**WHAT YOU NEED TO DO**
Reproduce every line of the records below without any change.

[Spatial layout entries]

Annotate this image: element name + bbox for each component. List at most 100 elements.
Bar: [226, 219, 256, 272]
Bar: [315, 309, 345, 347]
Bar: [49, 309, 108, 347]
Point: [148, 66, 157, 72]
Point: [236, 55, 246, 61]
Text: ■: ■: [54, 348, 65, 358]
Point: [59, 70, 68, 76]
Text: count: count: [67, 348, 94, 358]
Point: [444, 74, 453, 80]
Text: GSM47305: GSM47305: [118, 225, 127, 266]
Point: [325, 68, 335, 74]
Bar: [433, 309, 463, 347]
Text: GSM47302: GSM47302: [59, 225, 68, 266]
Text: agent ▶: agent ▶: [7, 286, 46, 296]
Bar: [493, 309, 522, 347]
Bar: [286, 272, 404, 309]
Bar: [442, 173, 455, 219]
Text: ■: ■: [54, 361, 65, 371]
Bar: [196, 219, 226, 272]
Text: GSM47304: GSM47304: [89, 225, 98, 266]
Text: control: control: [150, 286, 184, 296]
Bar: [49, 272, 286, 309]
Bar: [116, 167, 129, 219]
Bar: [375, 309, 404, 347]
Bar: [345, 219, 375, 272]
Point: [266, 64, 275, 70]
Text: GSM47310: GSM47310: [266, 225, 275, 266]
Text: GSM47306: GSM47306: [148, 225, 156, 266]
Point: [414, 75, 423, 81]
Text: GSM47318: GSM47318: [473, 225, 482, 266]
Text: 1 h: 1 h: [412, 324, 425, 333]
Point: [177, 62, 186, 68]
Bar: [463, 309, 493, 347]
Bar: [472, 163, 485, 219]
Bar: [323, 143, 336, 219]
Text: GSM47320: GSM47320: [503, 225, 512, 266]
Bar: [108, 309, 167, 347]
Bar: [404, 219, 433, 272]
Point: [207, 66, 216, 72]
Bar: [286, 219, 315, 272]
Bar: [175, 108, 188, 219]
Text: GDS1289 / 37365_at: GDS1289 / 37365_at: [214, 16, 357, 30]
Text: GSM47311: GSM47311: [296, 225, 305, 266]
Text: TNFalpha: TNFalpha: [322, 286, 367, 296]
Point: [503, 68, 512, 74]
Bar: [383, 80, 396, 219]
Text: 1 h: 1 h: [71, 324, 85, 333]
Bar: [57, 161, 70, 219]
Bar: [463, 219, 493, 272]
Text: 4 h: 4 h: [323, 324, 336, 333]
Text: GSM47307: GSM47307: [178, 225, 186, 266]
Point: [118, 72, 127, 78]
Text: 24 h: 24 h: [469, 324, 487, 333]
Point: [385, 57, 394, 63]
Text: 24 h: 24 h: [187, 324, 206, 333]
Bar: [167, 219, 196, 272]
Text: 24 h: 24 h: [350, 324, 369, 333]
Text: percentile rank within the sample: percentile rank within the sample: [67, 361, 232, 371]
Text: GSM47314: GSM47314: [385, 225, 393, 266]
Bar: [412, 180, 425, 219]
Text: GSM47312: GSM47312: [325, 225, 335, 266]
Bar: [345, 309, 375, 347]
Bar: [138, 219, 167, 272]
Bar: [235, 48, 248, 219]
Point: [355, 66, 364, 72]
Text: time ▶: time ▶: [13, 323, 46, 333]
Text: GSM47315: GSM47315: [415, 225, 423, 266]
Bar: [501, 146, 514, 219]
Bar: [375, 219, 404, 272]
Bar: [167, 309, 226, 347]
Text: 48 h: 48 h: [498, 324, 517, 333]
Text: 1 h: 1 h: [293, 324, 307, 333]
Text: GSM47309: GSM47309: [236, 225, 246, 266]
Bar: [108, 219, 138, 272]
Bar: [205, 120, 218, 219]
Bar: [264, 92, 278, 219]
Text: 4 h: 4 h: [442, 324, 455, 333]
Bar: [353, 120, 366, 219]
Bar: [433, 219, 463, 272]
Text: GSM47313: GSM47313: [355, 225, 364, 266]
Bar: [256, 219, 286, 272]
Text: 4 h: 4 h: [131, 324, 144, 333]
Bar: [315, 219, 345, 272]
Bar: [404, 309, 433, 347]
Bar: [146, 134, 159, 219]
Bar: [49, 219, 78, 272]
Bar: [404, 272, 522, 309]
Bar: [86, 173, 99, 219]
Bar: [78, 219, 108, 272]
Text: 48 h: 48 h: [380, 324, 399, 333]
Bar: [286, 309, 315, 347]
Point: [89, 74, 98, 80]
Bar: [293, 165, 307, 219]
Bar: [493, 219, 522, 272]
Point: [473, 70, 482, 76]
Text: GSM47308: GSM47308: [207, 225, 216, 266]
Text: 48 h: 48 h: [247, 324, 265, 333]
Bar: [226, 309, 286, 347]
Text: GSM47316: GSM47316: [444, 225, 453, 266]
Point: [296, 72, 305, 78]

**RESPONSE TO THIS EXERCISE**
Annotate this image: element name + bbox for each component. List at most 100 elements.
Bar: [226, 219, 256, 272]
Bar: [315, 309, 345, 347]
Bar: [49, 309, 108, 347]
Point: [148, 66, 157, 72]
Point: [236, 55, 246, 61]
Text: ■: ■: [54, 348, 65, 358]
Point: [59, 70, 68, 76]
Text: count: count: [67, 348, 94, 358]
Point: [444, 74, 453, 80]
Text: GSM47305: GSM47305: [118, 225, 127, 266]
Point: [325, 68, 335, 74]
Bar: [433, 309, 463, 347]
Text: GSM47302: GSM47302: [59, 225, 68, 266]
Text: agent ▶: agent ▶: [7, 286, 46, 296]
Bar: [493, 309, 522, 347]
Bar: [286, 272, 404, 309]
Bar: [442, 173, 455, 219]
Text: ■: ■: [54, 361, 65, 371]
Bar: [196, 219, 226, 272]
Text: GSM47304: GSM47304: [89, 225, 98, 266]
Text: control: control: [150, 286, 184, 296]
Bar: [49, 272, 286, 309]
Bar: [116, 167, 129, 219]
Bar: [375, 309, 404, 347]
Bar: [345, 219, 375, 272]
Point: [266, 64, 275, 70]
Text: GSM47310: GSM47310: [266, 225, 275, 266]
Text: GSM47306: GSM47306: [148, 225, 156, 266]
Point: [414, 75, 423, 81]
Text: GSM47318: GSM47318: [473, 225, 482, 266]
Text: 1 h: 1 h: [412, 324, 425, 333]
Point: [177, 62, 186, 68]
Bar: [463, 309, 493, 347]
Bar: [472, 163, 485, 219]
Bar: [323, 143, 336, 219]
Text: GSM47320: GSM47320: [503, 225, 512, 266]
Bar: [108, 309, 167, 347]
Bar: [404, 219, 433, 272]
Point: [207, 66, 216, 72]
Bar: [286, 219, 315, 272]
Bar: [175, 108, 188, 219]
Text: GDS1289 / 37365_at: GDS1289 / 37365_at: [214, 16, 357, 30]
Text: GSM47311: GSM47311: [296, 225, 305, 266]
Text: TNFalpha: TNFalpha: [322, 286, 367, 296]
Point: [503, 68, 512, 74]
Bar: [383, 80, 396, 219]
Text: 1 h: 1 h: [71, 324, 85, 333]
Bar: [57, 161, 70, 219]
Bar: [463, 219, 493, 272]
Text: 4 h: 4 h: [323, 324, 336, 333]
Text: GSM47307: GSM47307: [178, 225, 186, 266]
Point: [118, 72, 127, 78]
Text: 24 h: 24 h: [469, 324, 487, 333]
Point: [385, 57, 394, 63]
Text: 24 h: 24 h: [187, 324, 206, 333]
Bar: [167, 219, 196, 272]
Text: 24 h: 24 h: [350, 324, 369, 333]
Text: percentile rank within the sample: percentile rank within the sample: [67, 361, 232, 371]
Text: GSM47314: GSM47314: [385, 225, 393, 266]
Bar: [412, 180, 425, 219]
Text: GSM47312: GSM47312: [325, 225, 335, 266]
Bar: [345, 309, 375, 347]
Bar: [138, 219, 167, 272]
Bar: [235, 48, 248, 219]
Point: [355, 66, 364, 72]
Text: time ▶: time ▶: [13, 323, 46, 333]
Text: GSM47315: GSM47315: [415, 225, 423, 266]
Bar: [501, 146, 514, 219]
Bar: [375, 219, 404, 272]
Bar: [167, 309, 226, 347]
Text: 48 h: 48 h: [498, 324, 517, 333]
Text: 1 h: 1 h: [293, 324, 307, 333]
Text: GSM47309: GSM47309: [236, 225, 246, 266]
Bar: [108, 219, 138, 272]
Bar: [205, 120, 218, 219]
Bar: [264, 92, 278, 219]
Text: 4 h: 4 h: [442, 324, 455, 333]
Bar: [353, 120, 366, 219]
Bar: [433, 219, 463, 272]
Text: GSM47313: GSM47313: [355, 225, 364, 266]
Bar: [256, 219, 286, 272]
Text: 4 h: 4 h: [131, 324, 144, 333]
Bar: [315, 219, 345, 272]
Bar: [404, 309, 433, 347]
Bar: [146, 134, 159, 219]
Bar: [49, 219, 78, 272]
Bar: [404, 272, 522, 309]
Bar: [86, 173, 99, 219]
Bar: [78, 219, 108, 272]
Text: 48 h: 48 h: [380, 324, 399, 333]
Bar: [286, 309, 315, 347]
Point: [89, 74, 98, 80]
Bar: [293, 165, 307, 219]
Bar: [493, 219, 522, 272]
Point: [473, 70, 482, 76]
Text: GSM47308: GSM47308: [207, 225, 216, 266]
Text: 48 h: 48 h: [247, 324, 265, 333]
Bar: [226, 309, 286, 347]
Text: GSM47316: GSM47316: [444, 225, 453, 266]
Point: [296, 72, 305, 78]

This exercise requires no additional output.